Provided data:
○ ○ ○ ○ ○

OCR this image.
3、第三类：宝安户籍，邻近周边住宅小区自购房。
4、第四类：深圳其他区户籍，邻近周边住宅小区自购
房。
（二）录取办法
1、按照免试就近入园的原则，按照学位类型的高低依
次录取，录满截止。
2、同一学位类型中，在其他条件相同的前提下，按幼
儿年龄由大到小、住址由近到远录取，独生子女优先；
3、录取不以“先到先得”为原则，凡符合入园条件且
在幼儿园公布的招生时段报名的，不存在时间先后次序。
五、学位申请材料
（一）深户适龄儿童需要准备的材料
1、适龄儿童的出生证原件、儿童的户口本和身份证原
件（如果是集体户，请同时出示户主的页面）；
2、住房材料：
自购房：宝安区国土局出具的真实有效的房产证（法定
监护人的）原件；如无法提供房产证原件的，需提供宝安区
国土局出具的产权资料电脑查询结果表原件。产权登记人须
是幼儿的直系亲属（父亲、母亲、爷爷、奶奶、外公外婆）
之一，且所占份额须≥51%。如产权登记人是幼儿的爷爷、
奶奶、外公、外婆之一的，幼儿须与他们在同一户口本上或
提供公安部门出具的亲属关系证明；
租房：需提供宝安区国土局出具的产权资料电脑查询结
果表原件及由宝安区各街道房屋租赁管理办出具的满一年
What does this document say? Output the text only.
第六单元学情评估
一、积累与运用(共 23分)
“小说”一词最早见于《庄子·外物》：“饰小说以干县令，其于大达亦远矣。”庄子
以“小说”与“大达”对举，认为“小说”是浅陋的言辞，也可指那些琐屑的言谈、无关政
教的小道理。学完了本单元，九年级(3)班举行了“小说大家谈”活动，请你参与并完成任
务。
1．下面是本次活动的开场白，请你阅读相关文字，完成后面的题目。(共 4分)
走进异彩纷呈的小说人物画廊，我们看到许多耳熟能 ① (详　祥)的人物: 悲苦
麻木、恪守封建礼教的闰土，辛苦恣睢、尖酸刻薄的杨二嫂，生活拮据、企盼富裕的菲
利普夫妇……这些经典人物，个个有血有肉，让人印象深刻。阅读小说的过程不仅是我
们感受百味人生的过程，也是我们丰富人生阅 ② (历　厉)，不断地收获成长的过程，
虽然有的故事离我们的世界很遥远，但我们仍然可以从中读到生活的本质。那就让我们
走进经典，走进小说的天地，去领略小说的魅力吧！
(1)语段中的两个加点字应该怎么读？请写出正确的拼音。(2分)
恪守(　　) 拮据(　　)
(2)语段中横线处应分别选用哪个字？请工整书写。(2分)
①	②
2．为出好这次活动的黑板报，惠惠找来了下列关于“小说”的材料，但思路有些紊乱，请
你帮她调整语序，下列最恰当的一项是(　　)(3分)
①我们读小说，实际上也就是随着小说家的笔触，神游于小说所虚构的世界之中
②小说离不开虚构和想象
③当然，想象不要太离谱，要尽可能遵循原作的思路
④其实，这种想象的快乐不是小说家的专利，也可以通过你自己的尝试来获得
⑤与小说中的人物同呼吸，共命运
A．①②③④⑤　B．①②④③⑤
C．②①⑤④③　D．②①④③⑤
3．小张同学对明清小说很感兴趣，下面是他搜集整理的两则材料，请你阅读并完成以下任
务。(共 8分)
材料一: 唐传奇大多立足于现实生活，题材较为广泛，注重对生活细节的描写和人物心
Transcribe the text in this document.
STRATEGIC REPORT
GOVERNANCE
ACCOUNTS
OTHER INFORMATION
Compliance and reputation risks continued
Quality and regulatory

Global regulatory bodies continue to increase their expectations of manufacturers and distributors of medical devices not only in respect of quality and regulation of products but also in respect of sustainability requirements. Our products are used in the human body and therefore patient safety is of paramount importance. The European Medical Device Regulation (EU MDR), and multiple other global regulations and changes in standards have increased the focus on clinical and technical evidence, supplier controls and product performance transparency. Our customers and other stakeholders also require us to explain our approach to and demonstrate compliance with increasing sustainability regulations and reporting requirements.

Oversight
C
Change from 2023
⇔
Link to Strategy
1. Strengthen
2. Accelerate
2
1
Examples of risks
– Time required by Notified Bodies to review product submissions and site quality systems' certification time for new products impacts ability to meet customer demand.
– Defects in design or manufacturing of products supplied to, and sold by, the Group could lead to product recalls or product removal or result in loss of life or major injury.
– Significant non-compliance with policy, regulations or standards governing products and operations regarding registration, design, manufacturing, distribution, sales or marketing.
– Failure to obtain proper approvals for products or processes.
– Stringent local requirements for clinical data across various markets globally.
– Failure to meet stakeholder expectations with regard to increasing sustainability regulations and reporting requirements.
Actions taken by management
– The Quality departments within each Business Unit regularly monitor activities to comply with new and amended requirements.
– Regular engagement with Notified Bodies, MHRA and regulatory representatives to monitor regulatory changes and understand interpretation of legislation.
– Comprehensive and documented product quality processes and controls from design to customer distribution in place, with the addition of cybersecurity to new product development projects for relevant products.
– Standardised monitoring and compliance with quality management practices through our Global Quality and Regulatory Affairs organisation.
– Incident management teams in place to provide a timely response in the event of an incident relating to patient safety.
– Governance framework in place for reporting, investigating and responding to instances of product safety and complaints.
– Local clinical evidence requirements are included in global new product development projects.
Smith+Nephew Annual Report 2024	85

○ ○ ○ ○ ○

Written instruction:
Write the listing out again, exactly as shown above.

Task solution:
OCR this image.
3、第三类：宝安户籍，邻近周边住宅小区自购房。
4、第四类：深圳其他区户籍，邻近周边住宅小区自购
房。
（二）录取办法
1、按照免试就近入园的原则，按照学位类型的高低依
次录取，录满截止。
2、同一学位类型中，在其他条件相同的前提下，按幼
儿年龄由大到小、住址由近到远录取，独生子女优先；
3、录取不以“先到先得”为原则，凡符合入园条件且
在幼儿园公布的招生时段报名的，不存在时间先后次序。
五、学位申请材料
（一）深户适龄儿童需要准备的材料
1、适龄儿童的出生证原件、儿童的户口本和身份证原
件（如果是集体户，请同时出示户主的页面）；
2、住房材料：
自购房：宝安区国土局出具的真实有效的房产证（法定
监护人的）原件；如无法提供房产证原件的，需提供宝安区
国土局出具的产权资料电脑查询结果表原件。产权登记人须
是幼儿的直系亲属（父亲、母亲、爷爷、奶奶、外公外婆）
之一，且所占份额须≥51%。如产权登记人是幼儿的爷爷、
奶奶、外公、外婆之一的，幼儿须与他们在同一户口本上或
提供公安部门出具的亲属关系证明；
租房：需提供宝安区国土局出具的产权资料电脑查询结
果表原件及由宝安区各街道房屋租赁管理办出具的满一年
What does this document say? Output the text only.
第六单元学情评估
一、积累与运用(共 23分)
“小说”一词最早见于《庄子·外物》：“饰小说以干县令，其于大达亦远矣。”庄子
以“小说”与“大达”对举，认为“小说”是浅陋的言辞，也可指那些琐屑的言谈、无关政
教的小道理。学完了本单元，九年级(3)班举行了“小说大家谈”活动，请你参与并完成任
务。
1．下面是本次活动的开场白，请你阅读相关文字，完成后面的题目。(共 4分)
走进异彩纷呈的小说人物画廊，我们看到许多耳熟能 ① (详　祥)的人物: 悲苦
麻木、恪守封建礼教的闰土，辛苦恣睢、尖酸刻薄的杨二嫂，生活拮据、企盼富裕的菲
利普夫妇……这些经典人物，个个有血有肉，让人印象深刻。阅读小说的过程不仅是我
们感受百味人生的过程，也是我们丰富人生阅 ② (历　厉)，不断地收获成长的过程，
虽然有的故事离我们的世界很遥远，但我们仍然可以从中读到生活的本质。那就让我们
走进经典，走进小说的天地，去领略小说的魅力吧！
(1)语段中的两个加点字应该怎么读？请写出正确的拼音。(2分)
恪守(　　) 拮据(　　)
(2)语段中横线处应分别选用哪个字？请工整书写。(2分)
①	②
2．为出好这次活动的黑板报，惠惠找来了下列关于“小说”的材料，但思路有些紊乱，请
你帮她调整语序，下列最恰当的一项是(　　)(3分)
①我们读小说，实际上也就是随着小说家的笔触，神游于小说所虚构的世界之中
②小说离不开虚构和想象
③当然，想象不要太离谱，要尽可能遵循原作的思路
④其实，这种想象的快乐不是小说家的专利，也可以通过你自己的尝试来获得
⑤与小说中的人物同呼吸，共命运
A．①②③④⑤　B．①②④③⑤
C．②①⑤④③　D．②①④③⑤
3．小张同学对明清小说很感兴趣，下面是他搜集整理的两则材料，请你阅读并完成以下任
务。(共 8分)
材料一: 唐传奇大多立足于现实生活，题材较为广泛，注重对生活细节的描写和人物心
Transcribe the text in this document.
STRATEGIC REPORT
GOVERNANCE
ACCOUNTS
OTHER INFORMATION
Compliance and reputation risks continued
Quality and regulatory

Global regulatory bodies continue to increase their expectations of manufacturers and distributors of medical devices not only in respect of quality and regulation of products but also in respect of sustainability requirements. Our products are used in the human body and therefore patient safety is of paramount importance. The European Medical Device Regulation (EU MDR), and multiple other global regulations and changes in standards have increased the focus on clinical and technical evidence, supplier controls and product performance transparency. Our customers and other stakeholders also require us to explain our approach to and demonstrate compliance with increasing sustainability regulations and reporting requirements.

Oversight
C
Change from 2023
⇔
Link to Strategy
1. Strengthen
2. Accelerate
2
1
Examples of risks
– Time required by Notified Bodies to review product submissions and site quality systems' certification time for new products impacts ability to meet customer demand.
– Defects in design or manufacturing of products supplied to, and sold by, the Group could lead to product recalls or product removal or result in loss of life or major injury.
– Significant non-compliance with policy, regulations or standards governing products and operations regarding registration, design, manufacturing, distribution, sales or marketing.
– Failure to obtain proper approvals for products or processes.
– Stringent local requirements for clinical data across various markets globally.
– Failure to meet stakeholder expectations with regard to increasing sustainability regulations and reporting requirements.
Actions taken by management
– The Quality departments within each Business Unit regularly monitor activities to comply with new and amended requirements.
– Regular engagement with Notified Bodies, MHRA and regulatory representatives to monitor regulatory changes and understand interpretation of legislation.
– Comprehensive and documented product quality processes and controls from design to customer distribution in place, with the addition of cybersecurity to new product development projects for relevant products.
– Standardised monitoring and compliance with quality management practices through our Global Quality and Regulatory Affairs organisation.
– Incident management teams in place to provide a timely response in the event of an incident relating to patient safety.
– Governance framework in place for reporting, investigating and responding to instances of product safety and complaints.
– Local clinical evidence requirements are included in global new product development projects.
Smith+Nephew Annual Report 2024	85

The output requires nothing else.